━━━ Stored data ━━━

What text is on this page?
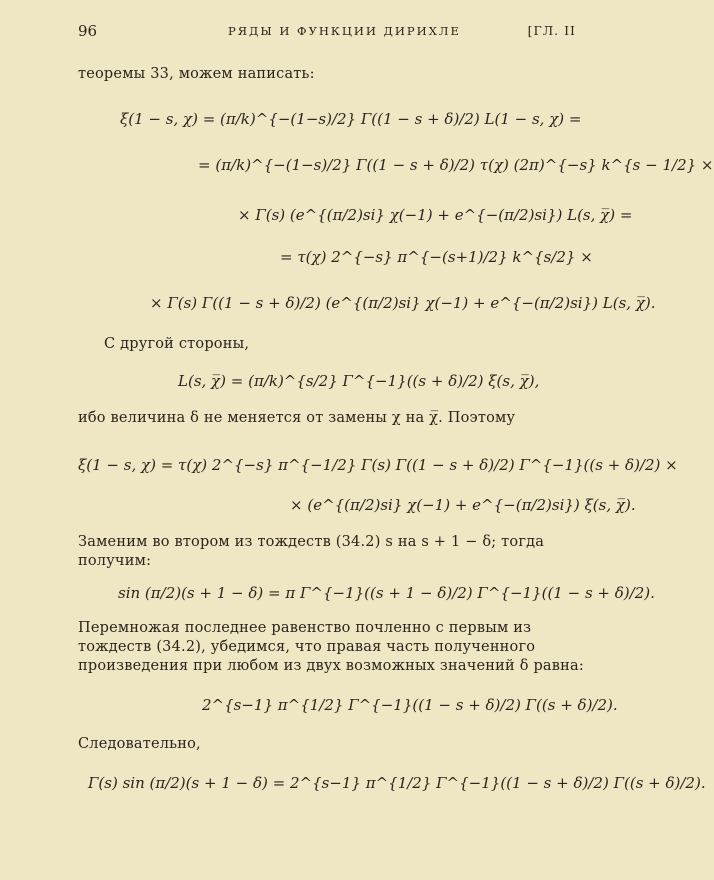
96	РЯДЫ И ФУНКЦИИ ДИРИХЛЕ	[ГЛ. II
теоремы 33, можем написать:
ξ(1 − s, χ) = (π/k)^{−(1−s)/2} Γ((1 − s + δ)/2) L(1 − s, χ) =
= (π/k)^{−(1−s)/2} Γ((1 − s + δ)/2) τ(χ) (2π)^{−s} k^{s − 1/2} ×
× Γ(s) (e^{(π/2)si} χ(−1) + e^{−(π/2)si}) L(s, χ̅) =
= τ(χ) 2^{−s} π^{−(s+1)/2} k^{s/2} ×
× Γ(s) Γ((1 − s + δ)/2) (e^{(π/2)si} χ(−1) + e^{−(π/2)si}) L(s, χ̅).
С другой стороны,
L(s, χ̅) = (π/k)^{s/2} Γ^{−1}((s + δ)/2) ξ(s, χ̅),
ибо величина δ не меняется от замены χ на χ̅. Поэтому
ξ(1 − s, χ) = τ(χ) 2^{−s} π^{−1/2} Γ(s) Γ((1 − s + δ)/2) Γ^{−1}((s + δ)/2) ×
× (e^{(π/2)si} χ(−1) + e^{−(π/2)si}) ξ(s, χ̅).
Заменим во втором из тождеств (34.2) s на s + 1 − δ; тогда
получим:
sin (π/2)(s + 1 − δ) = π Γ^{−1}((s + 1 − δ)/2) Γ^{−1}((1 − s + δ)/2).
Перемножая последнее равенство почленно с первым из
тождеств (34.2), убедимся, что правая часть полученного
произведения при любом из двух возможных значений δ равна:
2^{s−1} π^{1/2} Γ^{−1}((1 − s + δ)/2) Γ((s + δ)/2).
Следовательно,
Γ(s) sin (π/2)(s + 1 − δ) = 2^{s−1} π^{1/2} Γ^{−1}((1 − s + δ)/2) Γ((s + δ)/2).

━━━
━━━ Stored data ━━━

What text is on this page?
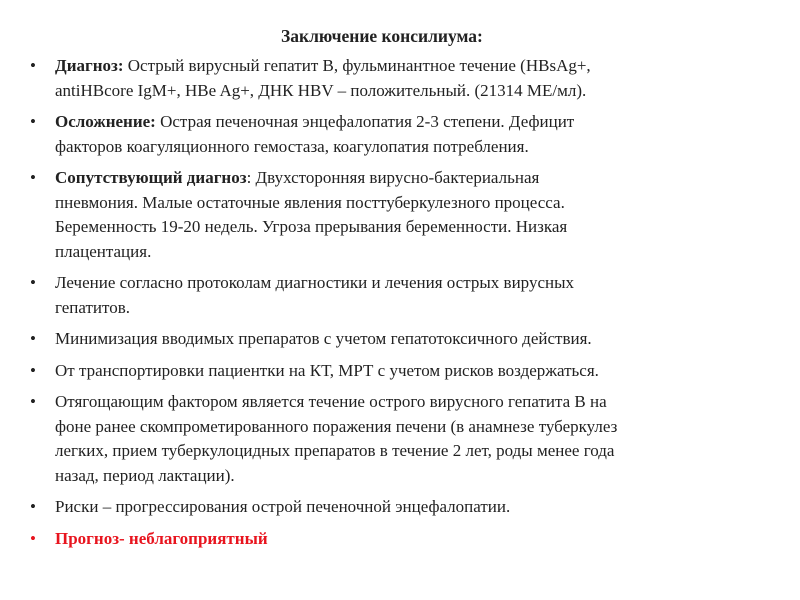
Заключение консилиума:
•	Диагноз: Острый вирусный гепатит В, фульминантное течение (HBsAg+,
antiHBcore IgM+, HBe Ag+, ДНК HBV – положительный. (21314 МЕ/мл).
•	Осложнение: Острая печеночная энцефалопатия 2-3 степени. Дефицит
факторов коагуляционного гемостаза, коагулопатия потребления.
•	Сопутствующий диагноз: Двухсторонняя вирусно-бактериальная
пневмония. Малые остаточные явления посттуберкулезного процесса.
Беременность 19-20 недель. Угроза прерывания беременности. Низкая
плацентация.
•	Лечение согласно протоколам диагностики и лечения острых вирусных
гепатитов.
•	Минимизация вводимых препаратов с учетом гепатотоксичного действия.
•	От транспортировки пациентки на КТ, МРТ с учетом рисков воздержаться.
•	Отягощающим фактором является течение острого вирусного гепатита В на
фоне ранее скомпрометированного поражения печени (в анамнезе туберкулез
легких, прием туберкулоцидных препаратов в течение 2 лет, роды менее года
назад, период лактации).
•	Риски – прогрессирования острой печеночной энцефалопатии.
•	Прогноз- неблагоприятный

━━━

Problem statement
List the lines of the material in which the word "препаратов" occurs.

Result below
•	Минимизация вводимых препаратов с учетом гепатотоксичного действия.
легких, прием туберкулоцидных препаратов в течение 2 лет, роды менее года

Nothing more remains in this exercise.